### Extracted records
------------------------------

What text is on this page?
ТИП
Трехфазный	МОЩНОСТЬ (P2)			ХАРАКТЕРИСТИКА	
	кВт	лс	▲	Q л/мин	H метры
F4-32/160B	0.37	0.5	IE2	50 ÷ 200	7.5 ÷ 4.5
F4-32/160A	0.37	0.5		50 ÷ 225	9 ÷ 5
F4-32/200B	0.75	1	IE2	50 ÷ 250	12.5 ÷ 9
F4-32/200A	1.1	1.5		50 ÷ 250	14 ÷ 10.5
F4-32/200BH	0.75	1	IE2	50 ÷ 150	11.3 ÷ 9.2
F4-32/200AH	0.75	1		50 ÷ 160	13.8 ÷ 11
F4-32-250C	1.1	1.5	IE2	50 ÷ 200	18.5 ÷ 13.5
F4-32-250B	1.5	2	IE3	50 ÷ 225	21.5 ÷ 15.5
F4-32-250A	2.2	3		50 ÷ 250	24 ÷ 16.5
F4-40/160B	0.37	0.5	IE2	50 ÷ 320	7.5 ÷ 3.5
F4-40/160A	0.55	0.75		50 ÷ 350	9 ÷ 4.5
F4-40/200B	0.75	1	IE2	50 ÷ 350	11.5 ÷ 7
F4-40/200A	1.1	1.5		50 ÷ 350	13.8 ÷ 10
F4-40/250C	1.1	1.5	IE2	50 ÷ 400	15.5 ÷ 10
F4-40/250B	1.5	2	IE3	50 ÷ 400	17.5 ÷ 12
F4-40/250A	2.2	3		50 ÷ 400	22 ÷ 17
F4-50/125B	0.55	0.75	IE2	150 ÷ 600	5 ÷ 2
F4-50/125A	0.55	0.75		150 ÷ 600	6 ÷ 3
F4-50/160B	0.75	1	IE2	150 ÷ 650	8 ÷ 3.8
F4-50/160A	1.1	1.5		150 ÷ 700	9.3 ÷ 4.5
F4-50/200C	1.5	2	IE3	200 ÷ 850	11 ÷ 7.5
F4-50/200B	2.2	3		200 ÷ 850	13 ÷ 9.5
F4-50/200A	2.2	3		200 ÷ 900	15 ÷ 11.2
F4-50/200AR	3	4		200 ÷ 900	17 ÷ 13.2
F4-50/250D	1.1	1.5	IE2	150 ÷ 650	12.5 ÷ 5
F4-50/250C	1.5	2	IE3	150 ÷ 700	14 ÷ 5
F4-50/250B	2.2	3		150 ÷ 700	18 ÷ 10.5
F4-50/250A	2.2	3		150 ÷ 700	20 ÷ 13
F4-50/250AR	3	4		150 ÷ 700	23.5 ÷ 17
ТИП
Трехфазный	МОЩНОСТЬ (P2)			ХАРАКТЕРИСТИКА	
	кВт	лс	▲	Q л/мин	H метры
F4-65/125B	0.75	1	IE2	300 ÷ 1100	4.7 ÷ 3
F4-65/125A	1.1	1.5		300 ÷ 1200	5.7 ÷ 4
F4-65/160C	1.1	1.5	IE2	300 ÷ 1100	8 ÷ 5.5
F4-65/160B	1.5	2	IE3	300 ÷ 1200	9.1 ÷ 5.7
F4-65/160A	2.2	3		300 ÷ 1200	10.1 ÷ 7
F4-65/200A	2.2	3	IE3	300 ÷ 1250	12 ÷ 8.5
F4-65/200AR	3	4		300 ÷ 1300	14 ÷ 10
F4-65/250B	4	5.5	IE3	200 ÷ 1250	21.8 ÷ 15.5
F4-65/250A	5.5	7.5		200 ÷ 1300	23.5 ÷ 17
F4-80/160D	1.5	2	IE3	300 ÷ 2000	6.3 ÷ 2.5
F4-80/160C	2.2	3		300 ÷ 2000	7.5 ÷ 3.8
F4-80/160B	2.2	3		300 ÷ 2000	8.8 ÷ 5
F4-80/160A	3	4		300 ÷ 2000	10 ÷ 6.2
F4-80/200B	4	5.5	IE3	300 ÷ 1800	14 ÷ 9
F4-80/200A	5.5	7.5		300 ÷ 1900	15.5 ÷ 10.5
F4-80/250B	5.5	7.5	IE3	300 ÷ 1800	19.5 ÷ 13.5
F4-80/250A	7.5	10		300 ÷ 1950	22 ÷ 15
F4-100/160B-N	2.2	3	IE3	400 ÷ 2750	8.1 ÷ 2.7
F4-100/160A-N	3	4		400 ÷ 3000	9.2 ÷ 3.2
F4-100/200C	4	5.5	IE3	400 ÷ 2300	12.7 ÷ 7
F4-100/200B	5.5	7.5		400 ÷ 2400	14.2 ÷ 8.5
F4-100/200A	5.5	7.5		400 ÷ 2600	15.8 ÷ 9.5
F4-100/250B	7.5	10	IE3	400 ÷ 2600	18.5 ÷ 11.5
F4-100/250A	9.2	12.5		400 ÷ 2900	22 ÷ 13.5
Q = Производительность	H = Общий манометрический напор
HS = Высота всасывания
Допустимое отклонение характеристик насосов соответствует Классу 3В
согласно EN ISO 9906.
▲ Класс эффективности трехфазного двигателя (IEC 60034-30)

------------------------------

### EXERCISE DIRECTIONS
Take the data above and return it exactly.

### FULL OUTPUT
What text is on this page?
ТИП
Трехфазный	МОЩНОСТЬ (P2)			ХАРАКТЕРИСТИКА	
	кВт	лс	▲	Q л/мин	H метры
F4-32/160B	0.37	0.5	IE2	50 ÷ 200	7.5 ÷ 4.5
F4-32/160A	0.37	0.5		50 ÷ 225	9 ÷ 5
F4-32/200B	0.75	1	IE2	50 ÷ 250	12.5 ÷ 9
F4-32/200A	1.1	1.5		50 ÷ 250	14 ÷ 10.5
F4-32/200BH	0.75	1	IE2	50 ÷ 150	11.3 ÷ 9.2
F4-32/200AH	0.75	1		50 ÷ 160	13.8 ÷ 11
F4-32-250C	1.1	1.5	IE2	50 ÷ 200	18.5 ÷ 13.5
F4-32-250B	1.5	2	IE3	50 ÷ 225	21.5 ÷ 15.5
F4-32-250A	2.2	3		50 ÷ 250	24 ÷ 16.5
F4-40/160B	0.37	0.5	IE2	50 ÷ 320	7.5 ÷ 3.5
F4-40/160A	0.55	0.75		50 ÷ 350	9 ÷ 4.5
F4-40/200B	0.75	1	IE2	50 ÷ 350	11.5 ÷ 7
F4-40/200A	1.1	1.5		50 ÷ 350	13.8 ÷ 10
F4-40/250C	1.1	1.5	IE2	50 ÷ 400	15.5 ÷ 10
F4-40/250B	1.5	2	IE3	50 ÷ 400	17.5 ÷ 12
F4-40/250A	2.2	3		50 ÷ 400	22 ÷ 17
F4-50/125B	0.55	0.75	IE2	150 ÷ 600	5 ÷ 2
F4-50/125A	0.55	0.75		150 ÷ 600	6 ÷ 3
F4-50/160B	0.75	1	IE2	150 ÷ 650	8 ÷ 3.8
F4-50/160A	1.1	1.5		150 ÷ 700	9.3 ÷ 4.5
F4-50/200C	1.5	2	IE3	200 ÷ 850	11 ÷ 7.5
F4-50/200B	2.2	3		200 ÷ 850	13 ÷ 9.5
F4-50/200A	2.2	3		200 ÷ 900	15 ÷ 11.2
F4-50/200AR	3	4		200 ÷ 900	17 ÷ 13.2
F4-50/250D	1.1	1.5	IE2	150 ÷ 650	12.5 ÷ 5
F4-50/250C	1.5	2	IE3	150 ÷ 700	14 ÷ 5
F4-50/250B	2.2	3		150 ÷ 700	18 ÷ 10.5
F4-50/250A	2.2	3		150 ÷ 700	20 ÷ 13
F4-50/250AR	3	4		150 ÷ 700	23.5 ÷ 17
ТИП
Трехфазный	МОЩНОСТЬ (P2)			ХАРАКТЕРИСТИКА	
	кВт	лс	▲	Q л/мин	H метры
F4-65/125B	0.75	1	IE2	300 ÷ 1100	4.7 ÷ 3
F4-65/125A	1.1	1.5		300 ÷ 1200	5.7 ÷ 4
F4-65/160C	1.1	1.5	IE2	300 ÷ 1100	8 ÷ 5.5
F4-65/160B	1.5	2	IE3	300 ÷ 1200	9.1 ÷ 5.7
F4-65/160A	2.2	3		300 ÷ 1200	10.1 ÷ 7
F4-65/200A	2.2	3	IE3	300 ÷ 1250	12 ÷ 8.5
F4-65/200AR	3	4		300 ÷ 1300	14 ÷ 10
F4-65/250B	4	5.5	IE3	200 ÷ 1250	21.8 ÷ 15.5
F4-65/250A	5.5	7.5		200 ÷ 1300	23.5 ÷ 17
F4-80/160D	1.5	2	IE3	300 ÷ 2000	6.3 ÷ 2.5
F4-80/160C	2.2	3		300 ÷ 2000	7.5 ÷ 3.8
F4-80/160B	2.2	3		300 ÷ 2000	8.8 ÷ 5
F4-80/160A	3	4		300 ÷ 2000	10 ÷ 6.2
F4-80/200B	4	5.5	IE3	300 ÷ 1800	14 ÷ 9
F4-80/200A	5.5	7.5		300 ÷ 1900	15.5 ÷ 10.5
F4-80/250B	5.5	7.5	IE3	300 ÷ 1800	19.5 ÷ 13.5
F4-80/250A	7.5	10		300 ÷ 1950	22 ÷ 15
F4-100/160B-N	2.2	3	IE3	400 ÷ 2750	8.1 ÷ 2.7
F4-100/160A-N	3	4		400 ÷ 3000	9.2 ÷ 3.2
F4-100/200C	4	5.5	IE3	400 ÷ 2300	12.7 ÷ 7
F4-100/200B	5.5	7.5		400 ÷ 2400	14.2 ÷ 8.5
F4-100/200A	5.5	7.5		400 ÷ 2600	15.8 ÷ 9.5
F4-100/250B	7.5	10	IE3	400 ÷ 2600	18.5 ÷ 11.5
F4-100/250A	9.2	12.5		400 ÷ 2900	22 ÷ 13.5
Q = Производительность	H = Общий манометрический напор
HS = Высота всасывания
Допустимое отклонение характеристик насосов соответствует Классу 3В
согласно EN ISO 9906.
▲ Класс эффективности трехфазного двигателя (IEC 60034-30)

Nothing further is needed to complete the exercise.